▶ _Excerpted records_
%%

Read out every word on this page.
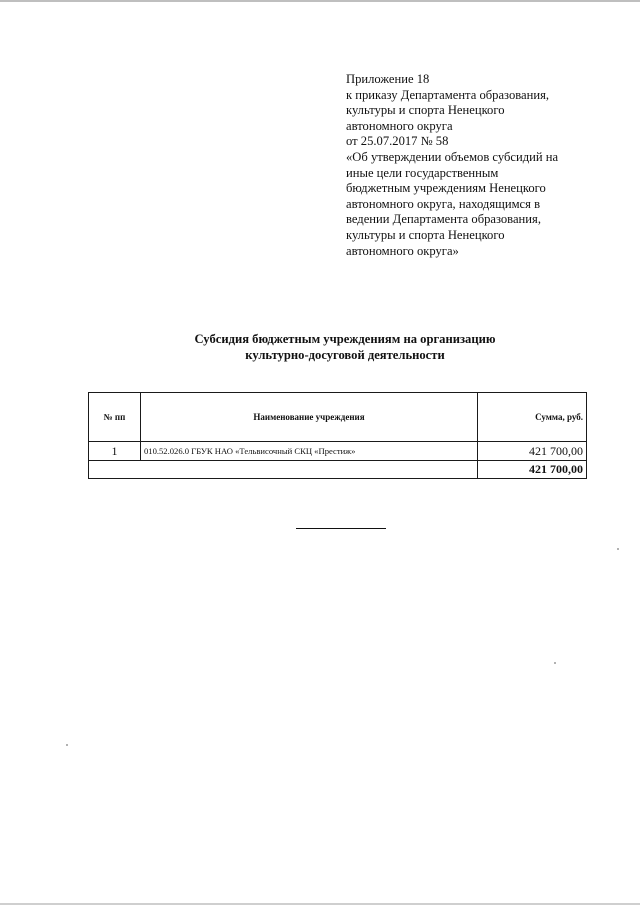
Приложение 18
к приказу Департамента образования,
культуры и спорта Ненецкого
автономного округа
от 25.07.2017 № 58
«Об утверждении объемов субсидий на
иные цели государственным
бюджетным учреждениям Ненецкого
автономного округа, находящимся в
ведении Департамента образования,
культуры и спорта Ненецкого
автономного округа»
Субсидия бюджетным учреждениям на организацию
культурно-досуговой деятельности
№ пп	Наименование учреждения	Сумма, руб.
1	010.52.026.0 ГБУК НАО «Тельвисочный СКЦ «Престиж»	421 700,00
		421 700,00
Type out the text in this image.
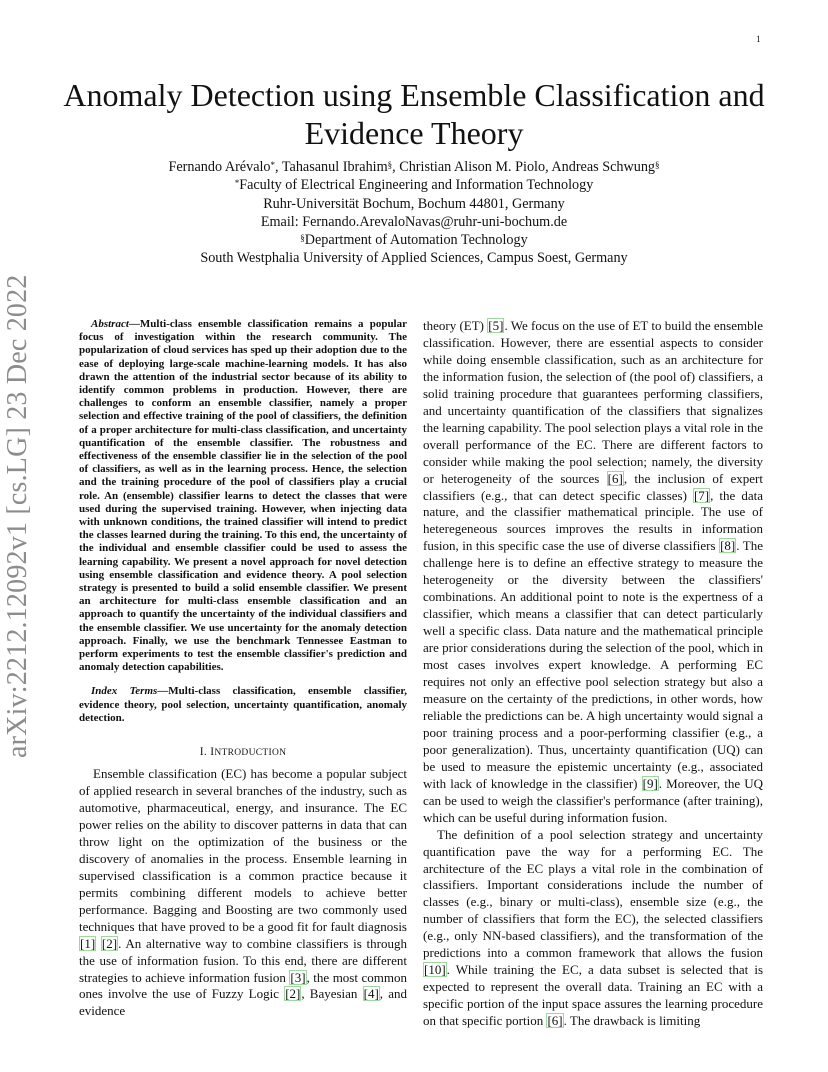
1
arXiv:2212.12092v1 [cs.LG] 23 Dec 2022
Anomaly Detection using Ensemble Classification and Evidence Theory
Fernando Arévalo*, Tahasanul Ibrahim§, Christian Alison M. Piolo, Andreas Schwung§
*Faculty of Electrical Engineering and Information Technology
Ruhr-Universität Bochum, Bochum 44801, Germany
Email: Fernando.ArevaloNavas@ruhr-uni-bochum.de
§Department of Automation Technology
South Westphalia University of Applied Sciences, Campus Soest, Germany

Abstract—Multi-class ensemble classification remains a popular focus of investigation within the research community. The popularization of cloud services has sped up their adoption due to the ease of deploying large-scale machine-learning models. It has also drawn the attention of the industrial sector because of its ability to identify common problems in production. However, there are challenges to conform an ensemble classifier, namely a proper selection and effective training of the pool of classifiers, the definition of a proper architecture for multi-class classification, and uncertainty quantification of the ensemble classifier. The robustness and effectiveness of the ensemble classifier lie in the selection of the pool of classifiers, as well as in the learning process. Hence, the selection and the training procedure of the pool of classifiers play a crucial role. An (ensemble) classifier learns to detect the classes that were used during the supervised training. However, when injecting data with unknown conditions, the trained classifier will intend to predict the classes learned during the training. To this end, the uncertainty of the individual and ensemble classifier could be used to assess the learning capability. We present a novel approach for novel detection using ensemble classification and evidence theory. A pool selection strategy is presented to build a solid ensemble classifier. We present an architecture for multi-class ensemble classification and an approach to quantify the uncertainty of the individual classifiers and the ensemble classifier. We use uncertainty for the anomaly detection approach. Finally, we use the benchmark Tennessee Eastman to perform experiments to test the ensemble classifier's prediction and anomaly detection capabilities.

Index Terms—Multi-class classification, ensemble classifier, evidence theory, pool selection, uncertainty quantification, anomaly detection.

I. INTRODUCTION

Ensemble classification (EC) has become a popular subject of applied research in several branches of the industry, such as automotive, pharmaceutical, energy, and insurance. The EC power relies on the ability to discover patterns in data that can throw light on the optimization of the business or the discovery of anomalies in the process. Ensemble learning in supervised classification is a common practice because it permits combining different models to achieve better performance. Bagging and Boosting are two commonly used techniques that have proved to be a good fit for fault diagnosis [1] [2]. An alternative way to combine classifiers is through the use of information fusion. To this end, there are different strategies to achieve information fusion [3], the most common ones involve the use of Fuzzy Logic [2], Bayesian [4], and evidence

theory (ET) [5]. We focus on the use of ET to build the ensemble classification. However, there are essential aspects to consider while doing ensemble classification, such as an architecture for the information fusion, the selection of (the pool of) classifiers, a solid training procedure that guarantees performing classifiers, and uncertainty quantification of the classifiers that signalizes the learning capability. The pool selection plays a vital role in the overall performance of the EC. There are different factors to consider while making the pool selection; namely, the diversity or heterogeneity of the sources [6], the inclusion of expert classifiers (e.g., that can detect specific classes) [7], the data nature, and the classifier mathematical principle. The use of heteregeneous sources improves the results in information fusion, in this specific case the use of diverse classifiers [8]. The challenge here is to define an effective strategy to measure the heterogeneity or the diversity between the classifiers' combinations. An additional point to note is the expertness of a classifier, which means a classifier that can detect particularly well a specific class. Data nature and the mathematical principle are prior considerations during the selection of the pool, which in most cases involves expert knowledge. A performing EC requires not only an effective pool selection strategy but also a measure on the certainty of the predictions, in other words, how reliable the predictions can be. A high uncertainty would signal a poor training process and a poor-performing classifier (e.g., a poor generalization). Thus, uncertainty quantification (UQ) can be used to measure the epistemic uncertainty (e.g., associated with lack of knowledge in the classifier) [9]. Moreover, the UQ can be used to weigh the classifier's performance (after training), which can be useful during information fusion.

The definition of a pool selection strategy and uncertainty quantification pave the way for a performing EC. The architecture of the EC plays a vital role in the combination of classifiers. Important considerations include the number of classes (e.g., binary or multi-class), ensemble size (e.g., the number of classifiers that form the EC), the selected classifiers (e.g., only NN-based classifiers), and the transformation of the predictions into a common framework that allows the fusion [10]. While training the EC, a data subset is selected that is expected to represent the overall data. Training an EC with a specific portion of the input space assures the learning procedure on that specific portion [6]. The drawback is limiting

%%

▶ _Brief_
In the records above, collect each line with "округа".

▶ _Output for this exercise_
автономного округа
автономного округа, находящимся в
автономного округа»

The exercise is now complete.